(Stored records)
=-=-=

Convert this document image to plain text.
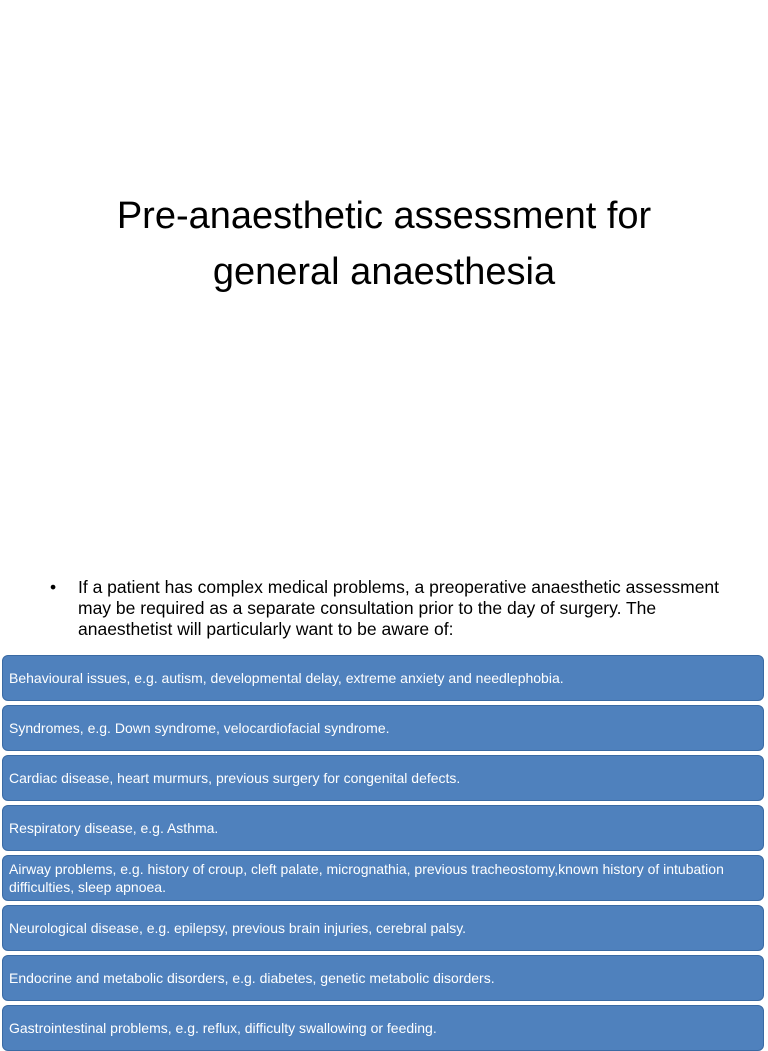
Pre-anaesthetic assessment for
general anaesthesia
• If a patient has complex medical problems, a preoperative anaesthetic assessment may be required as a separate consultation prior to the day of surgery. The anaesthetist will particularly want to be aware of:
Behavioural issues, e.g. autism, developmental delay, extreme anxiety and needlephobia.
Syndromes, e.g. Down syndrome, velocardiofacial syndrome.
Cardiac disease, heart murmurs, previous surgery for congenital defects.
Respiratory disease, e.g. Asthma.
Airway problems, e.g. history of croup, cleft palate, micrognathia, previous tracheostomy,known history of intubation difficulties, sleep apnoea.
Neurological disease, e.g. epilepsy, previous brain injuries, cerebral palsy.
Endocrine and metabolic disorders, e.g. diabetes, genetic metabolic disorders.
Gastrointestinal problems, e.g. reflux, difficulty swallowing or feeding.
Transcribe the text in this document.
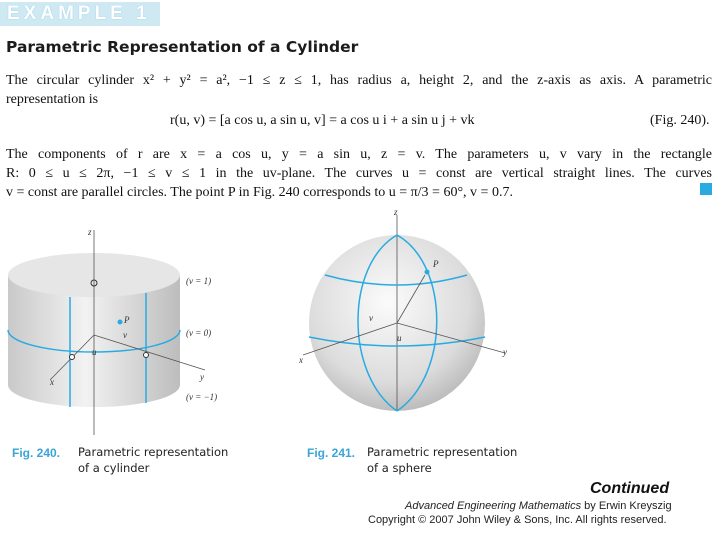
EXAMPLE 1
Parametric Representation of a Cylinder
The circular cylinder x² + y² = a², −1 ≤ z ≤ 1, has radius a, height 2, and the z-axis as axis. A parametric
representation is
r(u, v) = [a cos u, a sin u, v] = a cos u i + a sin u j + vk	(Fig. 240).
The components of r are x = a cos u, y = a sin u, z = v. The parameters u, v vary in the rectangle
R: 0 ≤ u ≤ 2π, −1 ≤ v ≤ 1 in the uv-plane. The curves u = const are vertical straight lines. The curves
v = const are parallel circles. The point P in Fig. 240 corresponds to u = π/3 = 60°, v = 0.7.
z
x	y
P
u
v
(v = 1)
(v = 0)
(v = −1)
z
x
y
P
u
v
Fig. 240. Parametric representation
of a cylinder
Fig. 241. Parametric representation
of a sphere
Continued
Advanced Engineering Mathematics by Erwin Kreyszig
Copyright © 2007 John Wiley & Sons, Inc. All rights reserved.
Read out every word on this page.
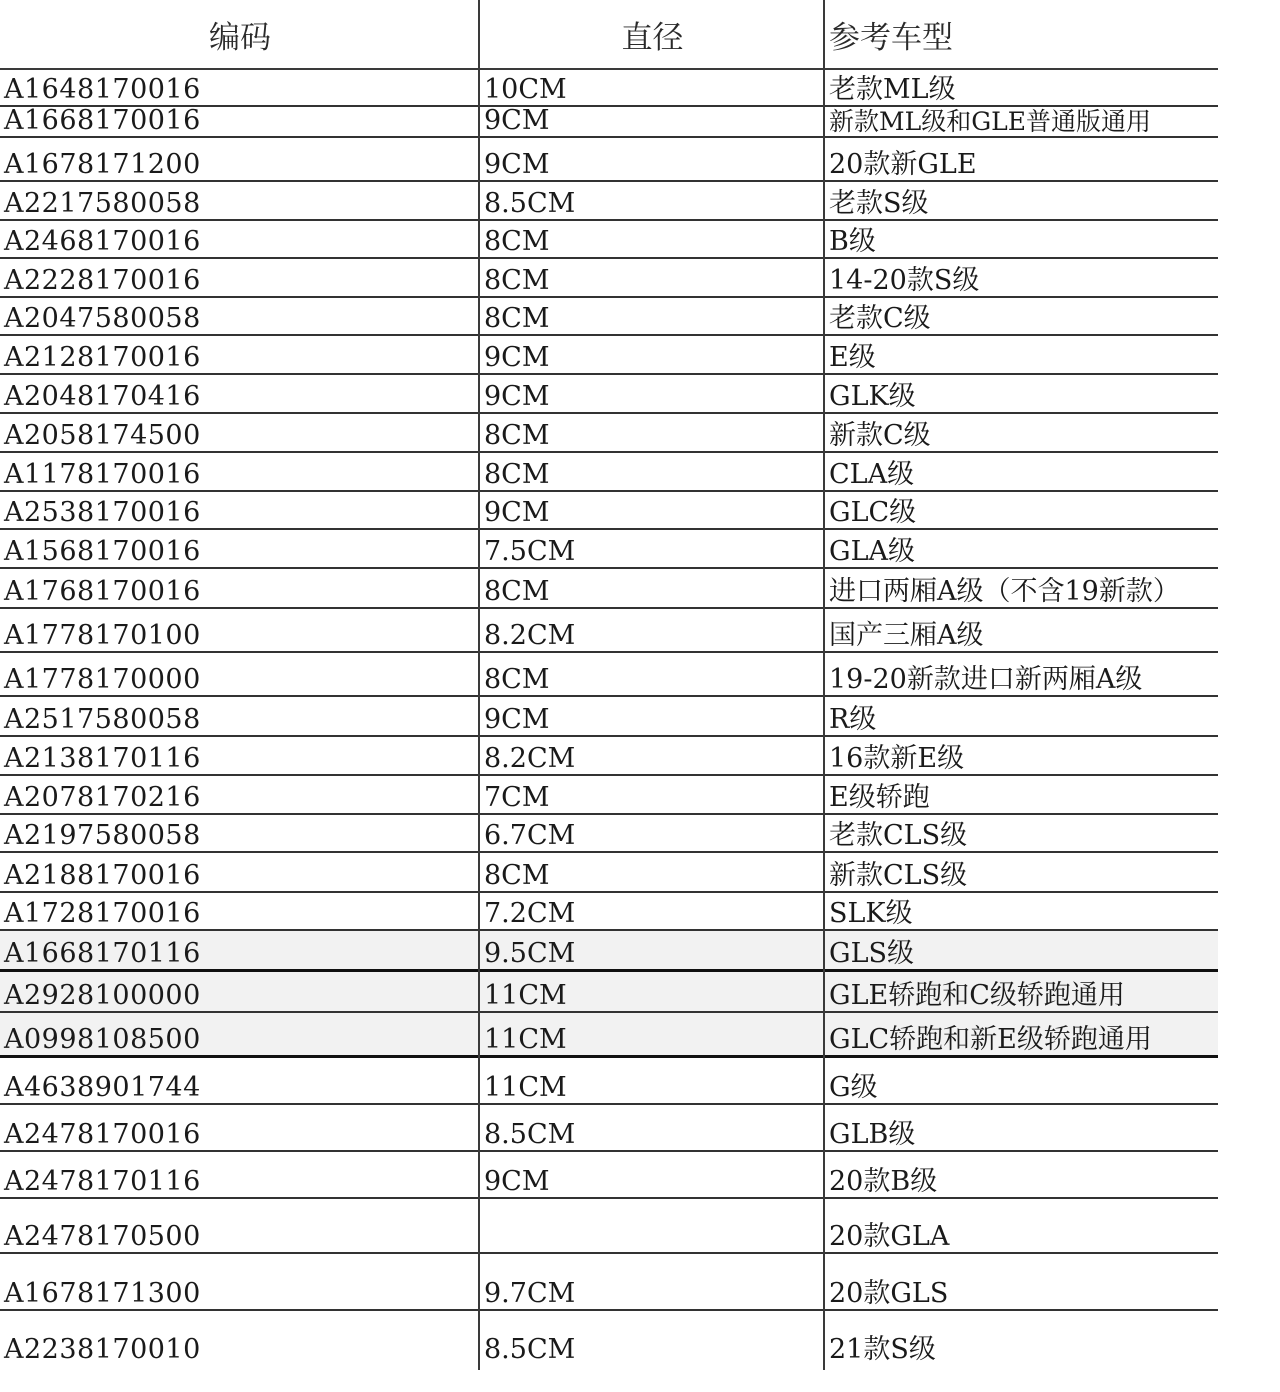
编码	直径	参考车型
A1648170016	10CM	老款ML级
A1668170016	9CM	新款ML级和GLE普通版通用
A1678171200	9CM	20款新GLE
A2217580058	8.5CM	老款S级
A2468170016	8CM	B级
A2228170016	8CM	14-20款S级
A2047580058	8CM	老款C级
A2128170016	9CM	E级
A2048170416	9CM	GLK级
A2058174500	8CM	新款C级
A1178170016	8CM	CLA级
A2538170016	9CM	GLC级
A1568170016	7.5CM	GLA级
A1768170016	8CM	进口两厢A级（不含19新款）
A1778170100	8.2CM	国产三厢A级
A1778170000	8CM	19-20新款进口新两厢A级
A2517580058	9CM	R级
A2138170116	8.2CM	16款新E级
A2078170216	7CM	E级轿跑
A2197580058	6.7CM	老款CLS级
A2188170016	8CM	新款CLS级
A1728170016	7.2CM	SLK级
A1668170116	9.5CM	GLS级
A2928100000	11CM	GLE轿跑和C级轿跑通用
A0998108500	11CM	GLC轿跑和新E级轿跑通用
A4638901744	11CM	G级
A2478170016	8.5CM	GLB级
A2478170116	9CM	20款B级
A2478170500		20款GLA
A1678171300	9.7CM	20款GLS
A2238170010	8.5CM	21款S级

=-=-=

» **WRITTEN REQUEST**:
Without including any pictures, please restate all the records exactly.

» **SOLUTION TO THIS TASK**:
Convert this document image to plain text.
Pre-anaesthetic assessment for
general anaesthesia
• If a patient has complex medical problems, a preoperative anaesthetic assessment may be required as a separate consultation prior to the day of surgery. The anaesthetist will particularly want to be aware of:
Behavioural issues, e.g. autism, developmental delay, extreme anxiety and needlephobia.
Syndromes, e.g. Down syndrome, velocardiofacial syndrome.
Cardiac disease, heart murmurs, previous surgery for congenital defects.
Respiratory disease, e.g. Asthma.
Airway problems, e.g. history of croup, cleft palate, micrognathia, previous tracheostomy,known history of intubation difficulties, sleep apnoea.
Neurological disease, e.g. epilepsy, previous brain injuries, cerebral palsy.
Endocrine and metabolic disorders, e.g. diabetes, genetic metabolic disorders.
Gastrointestinal problems, e.g. reflux, difficulty swallowing or feeding.
Transcribe the text in this document.
EXAMPLE 1
Parametric Representation of a Cylinder
The circular cylinder x² + y² = a², −1 ≤ z ≤ 1, has radius a, height 2, and the z-axis as axis. A parametric
representation is
r(u, v) = [a cos u, a sin u, v] = a cos u i + a sin u j + vk	(Fig. 240).
The components of r are x = a cos u, y = a sin u, z = v. The parameters u, v vary in the rectangle
R: 0 ≤ u ≤ 2π, −1 ≤ v ≤ 1 in the uv-plane. The curves u = const are vertical straight lines. The curves
v = const are parallel circles. The point P in Fig. 240 corresponds to u = π/3 = 60°, v = 0.7.
z
x	y
P
u
v
(v = 1)
(v = 0)
(v = −1)
z
x
y
P
u
v
Fig. 240. Parametric representation
of a cylinder
Fig. 241. Parametric representation
of a sphere
Continued
Advanced Engineering Mathematics by Erwin Kreyszig
Copyright © 2007 John Wiley & Sons, Inc. All rights reserved.
Read out every word on this page.
编码	直径	参考车型
A1648170016	10CM	老款ML级
A1668170016	9CM	新款ML级和GLE普通版通用
A1678171200	9CM	20款新GLE
A2217580058	8.5CM	老款S级
A2468170016	8CM	B级
A2228170016	8CM	14-20款S级
A2047580058	8CM	老款C级
A2128170016	9CM	E级
A2048170416	9CM	GLK级
A2058174500	8CM	新款C级
A1178170016	8CM	CLA级
A2538170016	9CM	GLC级
A1568170016	7.5CM	GLA级
A1768170016	8CM	进口两厢A级（不含19新款）
A1778170100	8.2CM	国产三厢A级
A1778170000	8CM	19-20新款进口新两厢A级
A2517580058	9CM	R级
A2138170116	8.2CM	16款新E级
A2078170216	7CM	E级轿跑
A2197580058	6.7CM	老款CLS级
A2188170016	8CM	新款CLS级
A1728170016	7.2CM	SLK级
A1668170116	9.5CM	GLS级
A2928100000	11CM	GLE轿跑和C级轿跑通用
A0998108500	11CM	GLC轿跑和新E级轿跑通用
A4638901744	11CM	G级
A2478170016	8.5CM	GLB级
A2478170116	9CM	20款B级
A2478170500		20款GLA
A1678171300	9.7CM	20款GLS
A2238170010	8.5CM	21款S级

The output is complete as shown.